§ **DESCRIPTION OF THE TASK**: Transcribe every entry word for word. Skip the pictures.

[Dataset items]
* Start *

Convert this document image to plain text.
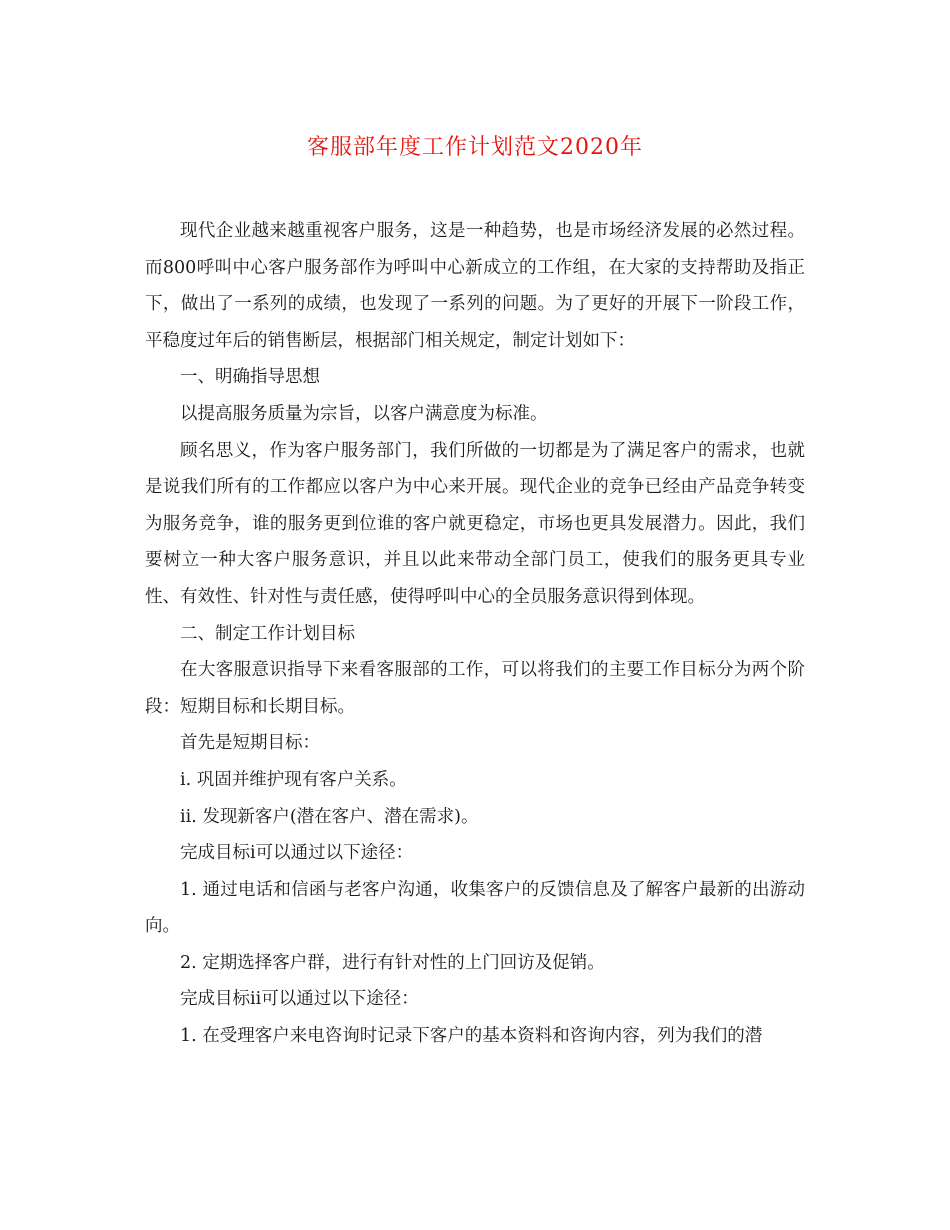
客服部年度工作计划范文2020年

现代企业越来越重视客户服务，这是一种趋势，也是市场经济发展的必然过程。而800呼叫中心客户服务部作为呼叫中心新成立的工作组，在大家的支持帮助及指正下，做出了一系列的成绩，也发现了一系列的问题。为了更好的开展下一阶段工作，平稳度过年后的销售断层，根据部门相关规定，制定计划如下：

一、明确指导思想

以提高服务质量为宗旨，以客户满意度为标准。

顾名思义，作为客户服务部门，我们所做的一切都是为了满足客户的需求，也就是说我们所有的工作都应以客户为中心来开展。现代企业的竞争已经由产品竞争转变为服务竞争，谁的服务更到位谁的客户就更稳定，市场也更具发展潜力。因此，我们要树立一种大客户服务意识，并且以此来带动全部门员工，使我们的服务更具专业性、有效性、针对性与责任感，使得呼叫中心的全员服务意识得到体现。

二、制定工作计划目标

在大客服意识指导下来看客服部的工作，可以将我们的主要工作目标分为两个阶段：短期目标和长期目标。

首先是短期目标：

i. 巩固并维护现有客户关系。

ii. 发现新客户(潜在客户、潜在需求)。

完成目标i可以通过以下途径：

1. 通过电话和信函与老客户沟通，收集客户的反馈信息及了解客户最新的出游动向。

2. 定期选择客户群，进行有针对性的上门回访及促销。

完成目标ii可以通过以下途径：

1. 在受理客户来电咨询时记录下客户的基本资料和咨询内容，列为我们的潜
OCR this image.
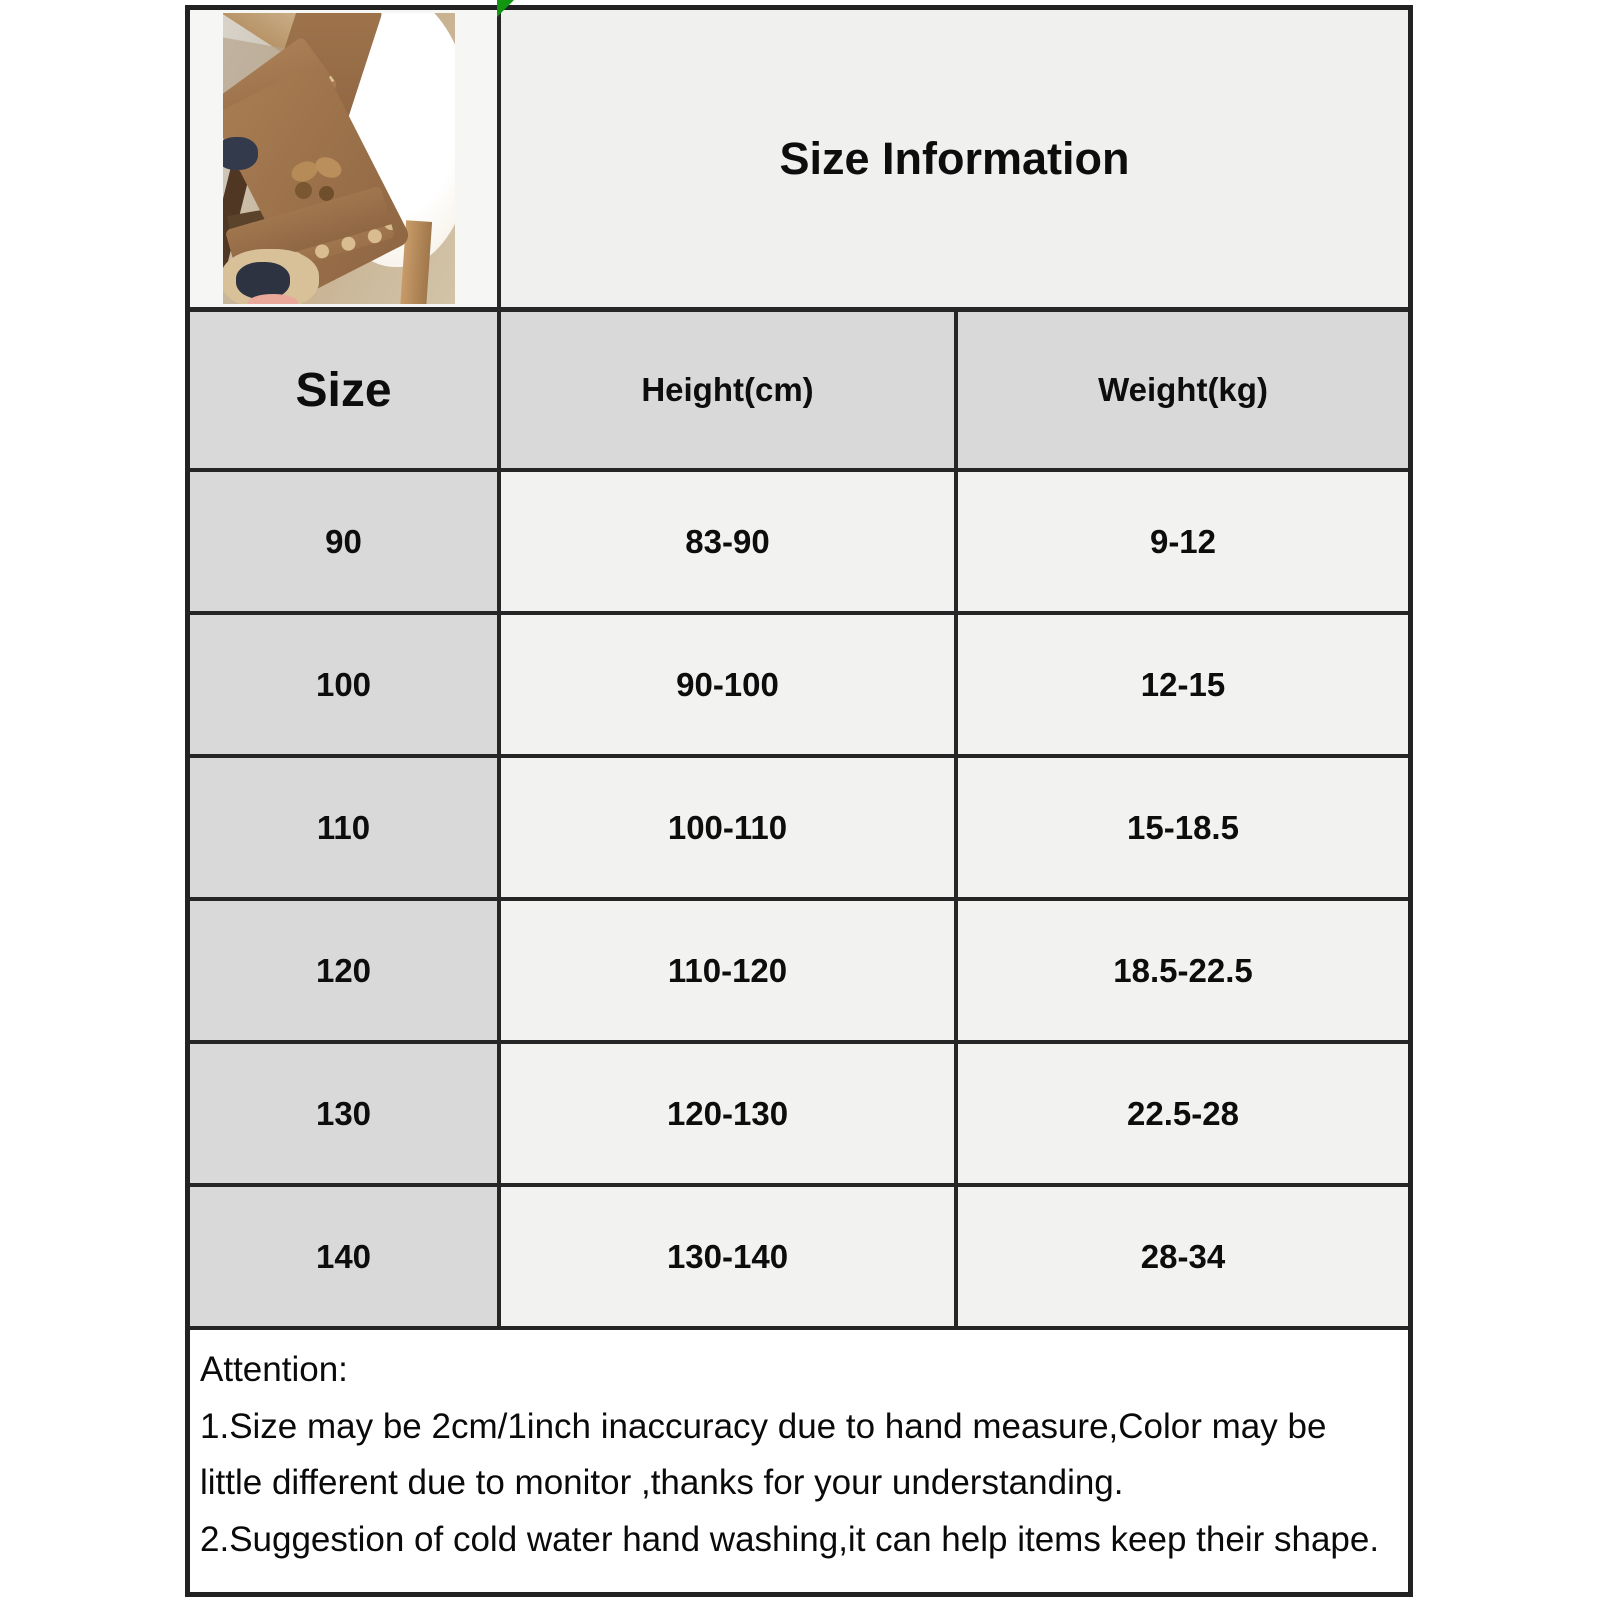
Size Information
Size	Height(cm)	Weight(kg)
90	83-90	9-12
100	90-100	12-15
110	100-110	15-18.5
120	110-120	18.5-22.5
130	120-130	22.5-28
140	130-140	28-34
Attention:
1.Size may be 2cm/1inch inaccuracy due to hand measure,Color may be little different due to monitor ,thanks for your understanding.
2.Suggestion of cold water hand washing,it can help items keep their shape.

* End *

§ **EXPECTED ANSWER**:
Convert this document image to plain text.
客服部年度工作计划范文2020年

现代企业越来越重视客户服务，这是一种趋势，也是市场经济发展的必然过程。而800呼叫中心客户服务部作为呼叫中心新成立的工作组，在大家的支持帮助及指正下，做出了一系列的成绩，也发现了一系列的问题。为了更好的开展下一阶段工作，平稳度过年后的销售断层，根据部门相关规定，制定计划如下：

一、明确指导思想

以提高服务质量为宗旨，以客户满意度为标准。

顾名思义，作为客户服务部门，我们所做的一切都是为了满足客户的需求，也就是说我们所有的工作都应以客户为中心来开展。现代企业的竞争已经由产品竞争转变为服务竞争，谁的服务更到位谁的客户就更稳定，市场也更具发展潜力。因此，我们要树立一种大客户服务意识，并且以此来带动全部门员工，使我们的服务更具专业性、有效性、针对性与责任感，使得呼叫中心的全员服务意识得到体现。

二、制定工作计划目标

在大客服意识指导下来看客服部的工作，可以将我们的主要工作目标分为两个阶段：短期目标和长期目标。

首先是短期目标：

i. 巩固并维护现有客户关系。

ii. 发现新客户(潜在客户、潜在需求)。

完成目标i可以通过以下途径：

1. 通过电话和信函与老客户沟通，收集客户的反馈信息及了解客户最新的出游动向。

2. 定期选择客户群，进行有针对性的上门回访及促销。

完成目标ii可以通过以下途径：

1. 在受理客户来电咨询时记录下客户的基本资料和咨询内容，列为我们的潜
OCR this image.
Size Information
Size	Height(cm)	Weight(kg)
90	83-90	9-12
100	90-100	12-15
110	100-110	15-18.5
120	110-120	18.5-22.5
130	120-130	22.5-28
140	130-140	28-34
Attention:
1.Size may be 2cm/1inch inaccuracy due to hand measure,Color may be little different due to monitor ,thanks for your understanding.
2.Suggestion of cold water hand washing,it can help items keep their shape.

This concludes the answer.